Print the entries verbatim, leaving out the images they contain.

········

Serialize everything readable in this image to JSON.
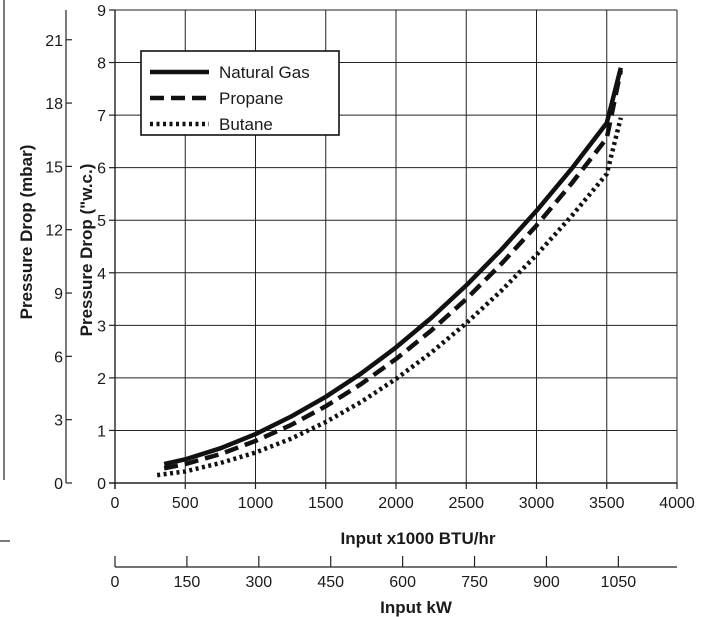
{
  "chart_data": {
    "type": "line",
    "title": "",
    "xlabel": "Input x1000 BTU/hr",
    "ylabel": "Pressure Drop (\"w.c.)",
    "ylabel_secondary": "Pressure Drop (mbar)",
    "xlabel_secondary": "Input kW",
    "xlim": [
      0,
      4000
    ],
    "ylim": [
      0,
      9
    ],
    "x_ticks": [
      0,
      500,
      1000,
      1500,
      2000,
      2500,
      3000,
      3500,
      4000
    ],
    "y_ticks": [
      1,
      2,
      3,
      4,
      5,
      6,
      7,
      8,
      9
    ],
    "y_tick_labels": [
      "1",
      "2",
      "3",
      "4",
      "5",
      "6",
      "7",
      "8",
      "9"
    ],
    "y_zero_label": "0",
    "x_tick_labels": [
      "0",
      "500",
      "1000",
      "1500",
      "2000",
      "2500",
      "3000",
      "3500",
      "4000"
    ],
    "mbar_ticks": [
      0,
      3,
      6,
      9,
      12,
      15,
      18,
      21
    ],
    "mbar_tick_labels": [
      "0",
      "3",
      "6",
      "9",
      "12",
      "15",
      "18",
      "21"
    ],
    "mbar_per_wc": 2.49,
    "kw_ticks": [
      0,
      150,
      300,
      450,
      600,
      750,
      900,
      1050
    ],
    "kw_tick_labels": [
      "0",
      "150",
      "300",
      "450",
      "600",
      "750",
      "900",
      "1050"
    ],
    "btu_per_kw": 3.412,
    "grid": true,
    "legend_position": "top-left",
    "series": [
      {
        "name": "Natural Gas",
        "style": "solid",
        "x": [
          350,
          500,
          750,
          1000,
          1250,
          1500,
          1750,
          2000,
          2250,
          2500,
          2750,
          3000,
          3250,
          3500,
          3600
        ],
        "y": [
          0.36,
          0.45,
          0.66,
          0.93,
          1.26,
          1.64,
          2.08,
          2.58,
          3.14,
          3.76,
          4.44,
          5.18,
          5.98,
          6.85,
          7.9
        ]
      },
      {
        "name": "Propane",
        "style": "dashed",
        "x": [
          350,
          500,
          750,
          1000,
          1250,
          1500,
          1750,
          2000,
          2250,
          2500,
          2750,
          3000,
          3250,
          3500,
          3600
        ],
        "y": [
          0.28,
          0.36,
          0.55,
          0.8,
          1.1,
          1.46,
          1.88,
          2.36,
          2.9,
          3.5,
          4.17,
          4.9,
          5.7,
          6.56,
          7.85
        ]
      },
      {
        "name": "Butane",
        "style": "dotted",
        "x": [
          300,
          500,
          750,
          1000,
          1250,
          1500,
          1750,
          2000,
          2250,
          2500,
          2750,
          3000,
          3250,
          3500,
          3600
        ],
        "y": [
          0.15,
          0.22,
          0.38,
          0.58,
          0.84,
          1.16,
          1.54,
          1.98,
          2.48,
          3.04,
          3.66,
          4.34,
          5.08,
          5.88,
          6.95
        ]
      }
    ]
  }
}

········

● **Answer to this task**
Serialize everything readable in this image to JSON.
{
  "chart_data": {
    "type": "line",
    "title": "",
    "xlabel": "Input x1000 BTU/hr",
    "ylabel": "Pressure Drop (\"w.c.)",
    "ylabel_secondary": "Pressure Drop (mbar)",
    "xlabel_secondary": "Input kW",
    "xlim": [
      0,
      4000
    ],
    "ylim": [
      0,
      9
    ],
    "x_ticks": [
      0,
      500,
      1000,
      1500,
      2000,
      2500,
      3000,
      3500,
      4000
    ],
    "y_ticks": [
      1,
      2,
      3,
      4,
      5,
      6,
      7,
      8,
      9
    ],
    "y_tick_labels": [
      "1",
      "2",
      "3",
      "4",
      "5",
      "6",
      "7",
      "8",
      "9"
    ],
    "y_zero_label": "0",
    "x_tick_labels": [
      "0",
      "500",
      "1000",
      "1500",
      "2000",
      "2500",
      "3000",
      "3500",
      "4000"
    ],
    "mbar_ticks": [
      0,
      3,
      6,
      9,
      12,
      15,
      18,
      21
    ],
    "mbar_tick_labels": [
      "0",
      "3",
      "6",
      "9",
      "12",
      "15",
      "18",
      "21"
    ],
    "mbar_per_wc": 2.49,
    "kw_ticks": [
      0,
      150,
      300,
      450,
      600,
      750,
      900,
      1050
    ],
    "kw_tick_labels": [
      "0",
      "150",
      "300",
      "450",
      "600",
      "750",
      "900",
      "1050"
    ],
    "btu_per_kw": 3.412,
    "grid": true,
    "legend_position": "top-left",
    "series": [
      {
        "name": "Natural Gas",
        "style": "solid",
        "x": [
          350,
          500,
          750,
          1000,
          1250,
          1500,
          1750,
          2000,
          2250,
          2500,
          2750,
          3000,
          3250,
          3500,
          3600
        ],
        "y": [
          0.36,
          0.45,
          0.66,
          0.93,
          1.26,
          1.64,
          2.08,
          2.58,
          3.14,
          3.76,
          4.44,
          5.18,
          5.98,
          6.85,
          7.9
        ]
      },
      {
        "name": "Propane",
        "style": "dashed",
        "x": [
          350,
          500,
          750,
          1000,
          1250,
          1500,
          1750,
          2000,
          2250,
          2500,
          2750,
          3000,
          3250,
          3500,
          3600
        ],
        "y": [
          0.28,
          0.36,
          0.55,
          0.8,
          1.1,
          1.46,
          1.88,
          2.36,
          2.9,
          3.5,
          4.17,
          4.9,
          5.7,
          6.56,
          7.85
        ]
      },
      {
        "name": "Butane",
        "style": "dotted",
        "x": [
          300,
          500,
          750,
          1000,
          1250,
          1500,
          1750,
          2000,
          2250,
          2500,
          2750,
          3000,
          3250,
          3500,
          3600
        ],
        "y": [
          0.15,
          0.22,
          0.38,
          0.58,
          0.84,
          1.16,
          1.54,
          1.98,
          2.48,
          3.04,
          3.66,
          4.34,
          5.08,
          5.88,
          6.95
        ]
      }
    ]
  }
}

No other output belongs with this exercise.